> [Exercise goal]
Find every line with the string "name" in it, count them, and reply with that count only.

/---

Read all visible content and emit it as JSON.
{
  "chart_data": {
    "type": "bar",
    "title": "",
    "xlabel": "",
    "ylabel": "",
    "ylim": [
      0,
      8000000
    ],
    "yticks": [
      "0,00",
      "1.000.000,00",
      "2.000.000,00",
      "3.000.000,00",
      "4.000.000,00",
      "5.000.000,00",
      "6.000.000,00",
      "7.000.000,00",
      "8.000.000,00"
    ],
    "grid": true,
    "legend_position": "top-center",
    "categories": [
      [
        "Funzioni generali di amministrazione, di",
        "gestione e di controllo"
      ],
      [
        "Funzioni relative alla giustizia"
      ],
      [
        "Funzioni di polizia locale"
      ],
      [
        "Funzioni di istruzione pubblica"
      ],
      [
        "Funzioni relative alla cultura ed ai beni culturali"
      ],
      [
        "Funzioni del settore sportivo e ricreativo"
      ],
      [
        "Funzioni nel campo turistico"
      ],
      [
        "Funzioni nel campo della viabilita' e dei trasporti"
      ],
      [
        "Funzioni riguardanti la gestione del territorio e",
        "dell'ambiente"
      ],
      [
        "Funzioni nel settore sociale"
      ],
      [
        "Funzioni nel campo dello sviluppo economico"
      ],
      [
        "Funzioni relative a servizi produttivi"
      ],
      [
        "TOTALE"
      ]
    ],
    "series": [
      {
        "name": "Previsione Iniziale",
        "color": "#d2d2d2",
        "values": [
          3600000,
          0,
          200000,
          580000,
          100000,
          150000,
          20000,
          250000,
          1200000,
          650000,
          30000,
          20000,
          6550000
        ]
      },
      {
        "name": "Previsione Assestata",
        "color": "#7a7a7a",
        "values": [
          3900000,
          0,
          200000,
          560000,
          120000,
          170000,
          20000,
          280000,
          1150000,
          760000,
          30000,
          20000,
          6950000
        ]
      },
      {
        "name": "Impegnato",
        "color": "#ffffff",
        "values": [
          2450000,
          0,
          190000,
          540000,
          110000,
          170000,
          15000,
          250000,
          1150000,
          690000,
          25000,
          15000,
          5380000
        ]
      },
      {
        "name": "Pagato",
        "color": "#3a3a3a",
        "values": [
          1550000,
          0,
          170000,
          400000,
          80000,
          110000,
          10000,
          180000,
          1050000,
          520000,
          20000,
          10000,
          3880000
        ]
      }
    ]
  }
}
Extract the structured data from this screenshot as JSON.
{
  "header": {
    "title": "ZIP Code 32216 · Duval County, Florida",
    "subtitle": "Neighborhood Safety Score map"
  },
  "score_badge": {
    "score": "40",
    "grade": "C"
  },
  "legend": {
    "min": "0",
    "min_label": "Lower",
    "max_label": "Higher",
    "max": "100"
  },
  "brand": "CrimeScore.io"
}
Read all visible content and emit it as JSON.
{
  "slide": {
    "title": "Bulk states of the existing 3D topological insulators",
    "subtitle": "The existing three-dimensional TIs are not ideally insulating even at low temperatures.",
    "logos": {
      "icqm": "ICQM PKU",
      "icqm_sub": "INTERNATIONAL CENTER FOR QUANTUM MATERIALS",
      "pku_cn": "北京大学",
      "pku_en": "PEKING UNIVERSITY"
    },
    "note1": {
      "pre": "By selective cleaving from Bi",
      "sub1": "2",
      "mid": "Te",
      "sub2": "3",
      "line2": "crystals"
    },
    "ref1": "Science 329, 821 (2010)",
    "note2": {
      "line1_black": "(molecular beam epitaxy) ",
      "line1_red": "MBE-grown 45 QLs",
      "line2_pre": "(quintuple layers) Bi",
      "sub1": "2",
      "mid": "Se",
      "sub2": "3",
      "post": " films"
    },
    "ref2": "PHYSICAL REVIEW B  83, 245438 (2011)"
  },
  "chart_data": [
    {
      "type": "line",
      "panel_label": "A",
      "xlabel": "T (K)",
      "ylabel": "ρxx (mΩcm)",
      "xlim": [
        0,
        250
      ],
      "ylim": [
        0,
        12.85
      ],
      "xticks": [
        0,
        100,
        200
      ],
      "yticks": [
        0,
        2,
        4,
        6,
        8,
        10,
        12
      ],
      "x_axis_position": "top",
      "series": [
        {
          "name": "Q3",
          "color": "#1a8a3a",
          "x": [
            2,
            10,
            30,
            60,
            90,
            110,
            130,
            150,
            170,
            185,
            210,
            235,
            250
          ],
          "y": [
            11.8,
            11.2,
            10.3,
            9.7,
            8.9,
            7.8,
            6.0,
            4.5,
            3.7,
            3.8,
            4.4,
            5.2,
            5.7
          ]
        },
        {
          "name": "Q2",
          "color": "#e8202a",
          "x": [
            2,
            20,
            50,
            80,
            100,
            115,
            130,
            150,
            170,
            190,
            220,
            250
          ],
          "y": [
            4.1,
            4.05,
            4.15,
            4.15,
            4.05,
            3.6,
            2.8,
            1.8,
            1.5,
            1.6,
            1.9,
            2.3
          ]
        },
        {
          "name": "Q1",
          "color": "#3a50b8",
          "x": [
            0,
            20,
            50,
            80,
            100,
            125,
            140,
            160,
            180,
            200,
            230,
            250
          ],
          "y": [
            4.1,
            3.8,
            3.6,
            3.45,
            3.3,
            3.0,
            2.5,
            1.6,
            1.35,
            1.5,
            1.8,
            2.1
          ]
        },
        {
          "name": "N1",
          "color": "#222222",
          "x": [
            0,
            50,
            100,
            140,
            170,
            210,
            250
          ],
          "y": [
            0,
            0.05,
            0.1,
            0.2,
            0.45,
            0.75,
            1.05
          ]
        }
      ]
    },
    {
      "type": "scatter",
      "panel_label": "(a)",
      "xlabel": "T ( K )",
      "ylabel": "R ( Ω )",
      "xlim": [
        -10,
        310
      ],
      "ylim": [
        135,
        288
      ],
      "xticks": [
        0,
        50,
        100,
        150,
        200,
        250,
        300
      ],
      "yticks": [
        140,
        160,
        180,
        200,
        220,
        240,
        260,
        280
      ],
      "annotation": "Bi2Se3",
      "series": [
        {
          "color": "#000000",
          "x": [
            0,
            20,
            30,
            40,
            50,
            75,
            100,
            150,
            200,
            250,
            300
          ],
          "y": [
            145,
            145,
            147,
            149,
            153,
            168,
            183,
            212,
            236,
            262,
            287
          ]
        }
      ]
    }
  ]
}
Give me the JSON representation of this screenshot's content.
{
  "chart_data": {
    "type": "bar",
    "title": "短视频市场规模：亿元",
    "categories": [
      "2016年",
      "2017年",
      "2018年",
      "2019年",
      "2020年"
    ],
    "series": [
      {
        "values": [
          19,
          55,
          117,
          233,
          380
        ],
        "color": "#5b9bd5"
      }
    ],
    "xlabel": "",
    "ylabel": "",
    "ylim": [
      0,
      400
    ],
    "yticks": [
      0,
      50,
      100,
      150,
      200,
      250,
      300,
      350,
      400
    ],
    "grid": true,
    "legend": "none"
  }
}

\---

> [Expected answer]
8